— start of Supplied records —

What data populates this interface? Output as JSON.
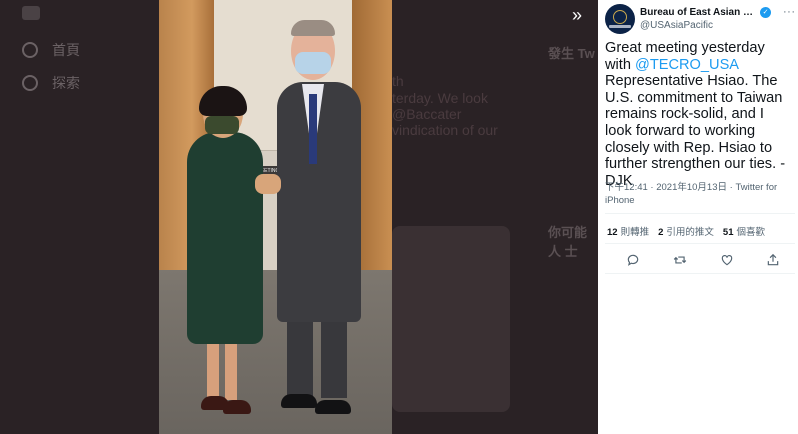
{
  "background": {
    "nav": [
      {
        "label": "首頁"
      },
      {
        "label": "探索"
      }
    ],
    "bg_texts": [
      "th",
      "terday. We look",
      "@Baccater",
      "vindication of our"
    ],
    "right_heads": [
      "發生 Tw",
      "你可能 人 士"
    ]
  },
  "photo": {
    "door_sign": "MEETING"
  },
  "tweet": {
    "author": {
      "display_name": "Bureau of East Asian and …",
      "handle": "@USAsiaPacific",
      "verified": true
    },
    "more_label": "···",
    "text_parts": [
      {
        "text": "Great meeting yesterday with ",
        "mention": false
      },
      {
        "text": "@TECRO_USA",
        "mention": true
      },
      {
        "text": " Representative Hsiao. The U.S. commitment to Taiwan remains rock-solid, and I look forward to working closely with Rep. Hsiao to further strengthen our ties. -DJK",
        "mention": false
      }
    ],
    "timestamp": "下午12:41 · 2021年10月13日 · ",
    "source": "Twitter for iPhone",
    "stats": [
      {
        "count": "12",
        "label": "則轉推"
      },
      {
        "count": "2",
        "label": "引用的推文"
      },
      {
        "count": "51",
        "label": "個喜歡"
      }
    ],
    "actions": [
      {
        "icon": "reply-icon"
      },
      {
        "icon": "retweet-icon"
      },
      {
        "icon": "like-icon"
      },
      {
        "icon": "share-icon"
      }
    ]
  },
  "controls": {
    "expand_label": "»"
  },
  "colors": {
    "mention": "#1d9bf0",
    "verified": "#1d9bf0",
    "secondary_text": "#536471"
  }
}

— end of Supplied records —

### Exercise aim:
Retype each entry precisely. Skip images entirely.

### Written response:
What data populates this interface? Output as JSON.
{
  "background": {
    "nav": [
      {
        "label": "首頁"
      },
      {
        "label": "探索"
      }
    ],
    "bg_texts": [
      "th",
      "terday. We look",
      "@Baccater",
      "vindication of our"
    ],
    "right_heads": [
      "發生 Tw",
      "你可能 人 士"
    ]
  },
  "photo": {
    "door_sign": "MEETING"
  },
  "tweet": {
    "author": {
      "display_name": "Bureau of East Asian and …",
      "handle": "@USAsiaPacific",
      "verified": true
    },
    "more_label": "···",
    "text_parts": [
      {
        "text": "Great meeting yesterday with ",
        "mention": false
      },
      {
        "text": "@TECRO_USA",
        "mention": true
      },
      {
        "text": " Representative Hsiao. The U.S. commitment to Taiwan remains rock-solid, and I look forward to working closely with Rep. Hsiao to further strengthen our ties. -DJK",
        "mention": false
      }
    ],
    "timestamp": "下午12:41 · 2021年10月13日 · ",
    "source": "Twitter for iPhone",
    "stats": [
      {
        "count": "12",
        "label": "則轉推"
      },
      {
        "count": "2",
        "label": "引用的推文"
      },
      {
        "count": "51",
        "label": "個喜歡"
      }
    ],
    "actions": [
      {
        "icon": "reply-icon"
      },
      {
        "icon": "retweet-icon"
      },
      {
        "icon": "like-icon"
      },
      {
        "icon": "share-icon"
      }
    ]
  },
  "controls": {
    "expand_label": "»"
  },
  "colors": {
    "mention": "#1d9bf0",
    "verified": "#1d9bf0",
    "secondary_text": "#536471"
  }
}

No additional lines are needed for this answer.